Work to be completed:
Which lines in the records below contain the word "sector"? Copy each one out.

Exercise inputs:
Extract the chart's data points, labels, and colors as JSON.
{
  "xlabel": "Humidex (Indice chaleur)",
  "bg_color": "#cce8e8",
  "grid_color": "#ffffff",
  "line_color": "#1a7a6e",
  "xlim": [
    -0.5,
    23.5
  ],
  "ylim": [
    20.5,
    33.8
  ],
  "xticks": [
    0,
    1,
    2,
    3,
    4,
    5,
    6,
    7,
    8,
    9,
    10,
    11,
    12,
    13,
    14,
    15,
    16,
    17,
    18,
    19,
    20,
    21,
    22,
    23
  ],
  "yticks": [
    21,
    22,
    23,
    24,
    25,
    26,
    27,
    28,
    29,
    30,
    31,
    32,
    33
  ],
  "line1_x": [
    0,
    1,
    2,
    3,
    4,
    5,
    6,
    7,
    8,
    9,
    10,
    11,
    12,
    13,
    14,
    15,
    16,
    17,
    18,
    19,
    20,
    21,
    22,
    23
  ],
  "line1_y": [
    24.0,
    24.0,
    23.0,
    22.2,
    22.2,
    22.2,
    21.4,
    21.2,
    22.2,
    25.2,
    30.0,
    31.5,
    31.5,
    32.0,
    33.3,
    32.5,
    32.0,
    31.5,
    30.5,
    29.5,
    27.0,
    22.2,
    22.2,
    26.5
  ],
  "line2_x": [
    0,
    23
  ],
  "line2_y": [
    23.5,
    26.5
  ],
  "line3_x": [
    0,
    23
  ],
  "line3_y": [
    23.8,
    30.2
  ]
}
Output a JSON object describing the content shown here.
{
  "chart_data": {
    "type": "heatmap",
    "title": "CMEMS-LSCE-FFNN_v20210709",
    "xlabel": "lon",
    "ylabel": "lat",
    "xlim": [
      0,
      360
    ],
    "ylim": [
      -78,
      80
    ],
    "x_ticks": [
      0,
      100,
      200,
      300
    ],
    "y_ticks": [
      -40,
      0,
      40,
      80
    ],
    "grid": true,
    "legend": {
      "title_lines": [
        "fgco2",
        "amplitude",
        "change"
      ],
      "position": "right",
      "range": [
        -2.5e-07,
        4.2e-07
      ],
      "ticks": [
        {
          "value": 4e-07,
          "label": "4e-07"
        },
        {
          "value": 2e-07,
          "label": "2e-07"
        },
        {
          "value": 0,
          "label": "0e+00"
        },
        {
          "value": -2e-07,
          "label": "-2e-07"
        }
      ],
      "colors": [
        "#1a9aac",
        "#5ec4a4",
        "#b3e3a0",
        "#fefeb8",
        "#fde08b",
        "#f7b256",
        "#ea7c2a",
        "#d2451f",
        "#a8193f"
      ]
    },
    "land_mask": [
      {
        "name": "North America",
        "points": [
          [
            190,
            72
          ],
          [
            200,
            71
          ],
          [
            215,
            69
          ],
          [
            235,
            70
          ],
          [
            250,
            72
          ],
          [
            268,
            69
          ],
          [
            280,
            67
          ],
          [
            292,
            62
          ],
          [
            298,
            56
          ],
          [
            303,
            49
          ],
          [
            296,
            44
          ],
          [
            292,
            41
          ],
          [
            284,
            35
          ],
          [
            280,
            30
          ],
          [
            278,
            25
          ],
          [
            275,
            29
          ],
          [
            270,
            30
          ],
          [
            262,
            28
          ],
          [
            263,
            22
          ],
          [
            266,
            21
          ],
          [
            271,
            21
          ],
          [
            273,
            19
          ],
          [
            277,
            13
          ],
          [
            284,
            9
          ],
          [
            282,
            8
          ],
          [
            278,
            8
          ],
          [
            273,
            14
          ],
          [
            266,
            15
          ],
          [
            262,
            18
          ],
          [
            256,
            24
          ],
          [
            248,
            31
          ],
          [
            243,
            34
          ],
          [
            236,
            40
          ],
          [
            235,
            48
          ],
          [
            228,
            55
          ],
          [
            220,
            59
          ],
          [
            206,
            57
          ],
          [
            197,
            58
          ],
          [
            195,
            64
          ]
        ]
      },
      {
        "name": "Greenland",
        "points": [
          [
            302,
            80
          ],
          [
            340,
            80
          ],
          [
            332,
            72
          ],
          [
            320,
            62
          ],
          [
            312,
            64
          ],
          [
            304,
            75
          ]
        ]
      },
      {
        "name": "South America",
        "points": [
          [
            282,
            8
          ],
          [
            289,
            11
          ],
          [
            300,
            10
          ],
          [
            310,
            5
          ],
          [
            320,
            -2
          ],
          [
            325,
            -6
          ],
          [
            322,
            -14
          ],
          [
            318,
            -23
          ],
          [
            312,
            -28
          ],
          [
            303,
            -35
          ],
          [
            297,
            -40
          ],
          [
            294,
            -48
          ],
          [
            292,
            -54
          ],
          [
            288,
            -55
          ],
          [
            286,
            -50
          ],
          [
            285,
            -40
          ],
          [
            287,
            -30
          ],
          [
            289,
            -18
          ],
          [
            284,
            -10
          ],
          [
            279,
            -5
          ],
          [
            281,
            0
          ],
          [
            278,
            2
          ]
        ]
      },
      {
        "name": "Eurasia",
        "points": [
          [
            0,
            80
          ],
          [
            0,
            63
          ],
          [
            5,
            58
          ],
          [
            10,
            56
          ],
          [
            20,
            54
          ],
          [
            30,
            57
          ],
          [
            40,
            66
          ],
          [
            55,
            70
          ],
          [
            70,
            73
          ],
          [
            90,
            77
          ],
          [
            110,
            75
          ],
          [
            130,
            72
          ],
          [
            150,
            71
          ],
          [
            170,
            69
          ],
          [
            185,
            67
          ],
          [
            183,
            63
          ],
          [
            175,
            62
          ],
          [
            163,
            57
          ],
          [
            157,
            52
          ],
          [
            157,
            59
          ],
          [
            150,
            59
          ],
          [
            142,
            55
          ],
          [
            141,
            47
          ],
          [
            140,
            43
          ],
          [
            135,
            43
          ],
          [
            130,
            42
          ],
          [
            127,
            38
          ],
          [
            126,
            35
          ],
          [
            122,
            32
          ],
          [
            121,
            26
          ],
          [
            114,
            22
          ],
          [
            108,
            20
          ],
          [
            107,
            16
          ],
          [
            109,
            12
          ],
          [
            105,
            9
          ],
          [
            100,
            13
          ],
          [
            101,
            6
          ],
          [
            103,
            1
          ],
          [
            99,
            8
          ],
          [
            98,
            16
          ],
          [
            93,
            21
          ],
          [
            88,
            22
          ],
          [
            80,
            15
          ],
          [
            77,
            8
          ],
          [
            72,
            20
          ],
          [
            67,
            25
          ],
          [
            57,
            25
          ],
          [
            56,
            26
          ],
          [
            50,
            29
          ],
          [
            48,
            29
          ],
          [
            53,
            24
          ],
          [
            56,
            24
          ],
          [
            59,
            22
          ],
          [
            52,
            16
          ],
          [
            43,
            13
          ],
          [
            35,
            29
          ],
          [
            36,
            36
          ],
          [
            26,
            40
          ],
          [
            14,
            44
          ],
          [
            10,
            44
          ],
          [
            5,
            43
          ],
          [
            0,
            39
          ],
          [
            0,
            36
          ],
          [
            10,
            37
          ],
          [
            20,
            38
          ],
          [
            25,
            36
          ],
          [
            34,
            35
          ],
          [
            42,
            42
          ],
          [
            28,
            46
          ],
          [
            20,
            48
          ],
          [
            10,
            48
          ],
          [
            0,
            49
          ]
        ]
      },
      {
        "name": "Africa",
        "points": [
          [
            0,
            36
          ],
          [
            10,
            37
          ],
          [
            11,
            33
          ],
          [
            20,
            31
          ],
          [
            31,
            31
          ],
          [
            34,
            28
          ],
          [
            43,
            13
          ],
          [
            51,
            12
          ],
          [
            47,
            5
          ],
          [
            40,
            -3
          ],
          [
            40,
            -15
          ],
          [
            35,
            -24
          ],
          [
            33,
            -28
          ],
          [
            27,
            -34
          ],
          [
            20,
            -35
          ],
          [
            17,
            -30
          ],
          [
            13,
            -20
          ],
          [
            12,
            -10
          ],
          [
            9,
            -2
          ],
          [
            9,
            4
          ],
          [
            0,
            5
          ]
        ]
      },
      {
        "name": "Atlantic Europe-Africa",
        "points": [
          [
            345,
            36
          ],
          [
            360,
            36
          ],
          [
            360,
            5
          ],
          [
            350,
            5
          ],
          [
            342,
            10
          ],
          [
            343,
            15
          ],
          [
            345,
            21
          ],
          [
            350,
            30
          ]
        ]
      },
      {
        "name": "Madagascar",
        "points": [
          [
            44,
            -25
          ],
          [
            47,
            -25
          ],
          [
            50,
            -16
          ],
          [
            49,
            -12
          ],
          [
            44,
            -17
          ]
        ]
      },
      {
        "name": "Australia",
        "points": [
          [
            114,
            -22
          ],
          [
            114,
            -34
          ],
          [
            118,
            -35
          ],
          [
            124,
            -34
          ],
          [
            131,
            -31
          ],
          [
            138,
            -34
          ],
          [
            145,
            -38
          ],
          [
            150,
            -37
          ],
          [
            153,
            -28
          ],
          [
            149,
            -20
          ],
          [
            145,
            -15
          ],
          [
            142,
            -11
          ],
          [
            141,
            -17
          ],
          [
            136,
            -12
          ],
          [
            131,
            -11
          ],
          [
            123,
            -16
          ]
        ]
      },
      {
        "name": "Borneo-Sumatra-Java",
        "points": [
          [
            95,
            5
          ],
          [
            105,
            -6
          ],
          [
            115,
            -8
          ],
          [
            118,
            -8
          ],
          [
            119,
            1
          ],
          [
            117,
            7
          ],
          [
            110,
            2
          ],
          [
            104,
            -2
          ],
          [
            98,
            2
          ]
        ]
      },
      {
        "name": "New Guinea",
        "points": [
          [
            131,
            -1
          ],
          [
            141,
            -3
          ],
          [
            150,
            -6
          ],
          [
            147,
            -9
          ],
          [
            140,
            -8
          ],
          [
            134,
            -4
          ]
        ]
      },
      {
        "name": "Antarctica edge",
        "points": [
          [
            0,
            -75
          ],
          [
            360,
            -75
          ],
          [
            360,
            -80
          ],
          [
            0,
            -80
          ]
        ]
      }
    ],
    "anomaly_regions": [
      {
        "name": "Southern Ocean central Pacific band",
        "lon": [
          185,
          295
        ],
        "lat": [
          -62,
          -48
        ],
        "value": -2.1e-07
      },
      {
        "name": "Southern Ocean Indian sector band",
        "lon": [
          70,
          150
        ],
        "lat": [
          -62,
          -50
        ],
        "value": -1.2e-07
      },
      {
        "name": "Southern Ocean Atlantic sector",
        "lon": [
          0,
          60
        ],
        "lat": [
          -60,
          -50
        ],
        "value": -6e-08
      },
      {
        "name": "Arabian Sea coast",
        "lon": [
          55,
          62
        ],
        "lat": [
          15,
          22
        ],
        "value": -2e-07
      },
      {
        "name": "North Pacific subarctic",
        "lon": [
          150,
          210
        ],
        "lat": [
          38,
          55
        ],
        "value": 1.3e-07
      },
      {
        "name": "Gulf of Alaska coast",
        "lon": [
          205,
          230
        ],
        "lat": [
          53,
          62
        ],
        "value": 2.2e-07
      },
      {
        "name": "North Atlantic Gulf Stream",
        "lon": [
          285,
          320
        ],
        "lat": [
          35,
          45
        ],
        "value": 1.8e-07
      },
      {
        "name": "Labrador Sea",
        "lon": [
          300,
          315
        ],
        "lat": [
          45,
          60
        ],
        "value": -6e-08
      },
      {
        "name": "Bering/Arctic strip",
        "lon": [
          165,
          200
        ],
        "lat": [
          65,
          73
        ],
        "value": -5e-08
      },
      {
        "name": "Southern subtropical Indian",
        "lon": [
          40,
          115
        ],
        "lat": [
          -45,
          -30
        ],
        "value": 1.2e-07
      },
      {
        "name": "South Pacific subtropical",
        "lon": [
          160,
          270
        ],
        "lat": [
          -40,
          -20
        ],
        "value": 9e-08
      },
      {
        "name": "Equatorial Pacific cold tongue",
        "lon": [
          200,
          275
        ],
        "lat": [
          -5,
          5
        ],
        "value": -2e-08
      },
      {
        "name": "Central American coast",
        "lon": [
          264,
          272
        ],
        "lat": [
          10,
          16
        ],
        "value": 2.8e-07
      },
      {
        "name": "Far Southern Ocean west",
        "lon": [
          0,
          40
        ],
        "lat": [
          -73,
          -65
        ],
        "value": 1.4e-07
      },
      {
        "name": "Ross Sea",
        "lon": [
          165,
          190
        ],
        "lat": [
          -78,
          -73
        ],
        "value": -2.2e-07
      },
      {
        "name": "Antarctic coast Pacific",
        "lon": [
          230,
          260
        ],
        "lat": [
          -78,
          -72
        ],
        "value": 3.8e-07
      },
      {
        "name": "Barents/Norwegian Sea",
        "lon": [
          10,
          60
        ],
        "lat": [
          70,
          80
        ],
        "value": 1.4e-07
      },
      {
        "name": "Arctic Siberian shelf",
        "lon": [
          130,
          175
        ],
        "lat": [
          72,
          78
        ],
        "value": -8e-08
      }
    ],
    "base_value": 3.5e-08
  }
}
* * *
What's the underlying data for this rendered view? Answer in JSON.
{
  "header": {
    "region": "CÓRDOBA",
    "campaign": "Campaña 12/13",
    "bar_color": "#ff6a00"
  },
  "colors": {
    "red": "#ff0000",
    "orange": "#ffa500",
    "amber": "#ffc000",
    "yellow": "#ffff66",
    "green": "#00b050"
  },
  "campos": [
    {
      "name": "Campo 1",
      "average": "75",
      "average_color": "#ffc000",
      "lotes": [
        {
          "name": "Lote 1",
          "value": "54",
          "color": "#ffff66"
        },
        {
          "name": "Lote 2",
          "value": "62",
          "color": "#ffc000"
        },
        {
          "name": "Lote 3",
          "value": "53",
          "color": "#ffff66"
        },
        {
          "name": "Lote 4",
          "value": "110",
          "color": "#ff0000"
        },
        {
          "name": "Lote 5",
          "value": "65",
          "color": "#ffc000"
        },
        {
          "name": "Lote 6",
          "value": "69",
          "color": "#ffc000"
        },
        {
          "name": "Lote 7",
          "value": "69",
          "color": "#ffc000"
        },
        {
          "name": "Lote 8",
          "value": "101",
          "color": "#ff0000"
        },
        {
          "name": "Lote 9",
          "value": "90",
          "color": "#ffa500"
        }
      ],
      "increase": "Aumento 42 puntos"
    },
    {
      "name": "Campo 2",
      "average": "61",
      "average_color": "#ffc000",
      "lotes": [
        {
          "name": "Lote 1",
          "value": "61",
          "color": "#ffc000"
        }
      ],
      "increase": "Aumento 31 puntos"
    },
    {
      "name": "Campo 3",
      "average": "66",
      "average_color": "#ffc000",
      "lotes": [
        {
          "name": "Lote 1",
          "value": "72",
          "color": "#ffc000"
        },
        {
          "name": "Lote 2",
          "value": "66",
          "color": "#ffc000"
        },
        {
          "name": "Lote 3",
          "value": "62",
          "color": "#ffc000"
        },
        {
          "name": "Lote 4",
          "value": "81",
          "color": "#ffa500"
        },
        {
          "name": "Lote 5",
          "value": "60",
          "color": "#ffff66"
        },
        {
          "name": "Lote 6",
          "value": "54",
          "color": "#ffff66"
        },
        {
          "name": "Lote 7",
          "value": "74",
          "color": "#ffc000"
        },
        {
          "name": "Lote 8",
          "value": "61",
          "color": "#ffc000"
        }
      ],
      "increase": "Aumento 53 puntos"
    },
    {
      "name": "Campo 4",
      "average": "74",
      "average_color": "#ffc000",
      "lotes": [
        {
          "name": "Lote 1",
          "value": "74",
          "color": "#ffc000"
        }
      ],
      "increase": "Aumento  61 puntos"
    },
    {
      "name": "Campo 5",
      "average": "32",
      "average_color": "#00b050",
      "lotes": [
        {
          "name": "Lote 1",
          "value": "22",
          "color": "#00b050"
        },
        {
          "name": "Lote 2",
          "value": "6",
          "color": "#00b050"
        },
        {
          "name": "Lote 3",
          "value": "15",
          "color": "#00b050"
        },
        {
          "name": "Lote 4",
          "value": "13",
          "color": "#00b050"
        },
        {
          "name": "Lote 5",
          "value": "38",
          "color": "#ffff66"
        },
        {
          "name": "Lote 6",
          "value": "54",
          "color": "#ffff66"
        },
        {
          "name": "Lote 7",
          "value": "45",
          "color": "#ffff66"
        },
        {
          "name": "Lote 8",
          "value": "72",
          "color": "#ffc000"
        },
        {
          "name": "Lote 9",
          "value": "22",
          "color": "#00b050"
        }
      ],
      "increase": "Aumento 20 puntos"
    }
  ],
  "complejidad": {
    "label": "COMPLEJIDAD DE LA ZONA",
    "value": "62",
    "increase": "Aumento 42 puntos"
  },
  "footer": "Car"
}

Finished answer:
        "name": "Southern Ocean Indian sector band",
        "name": "Southern Ocean Atlantic sector",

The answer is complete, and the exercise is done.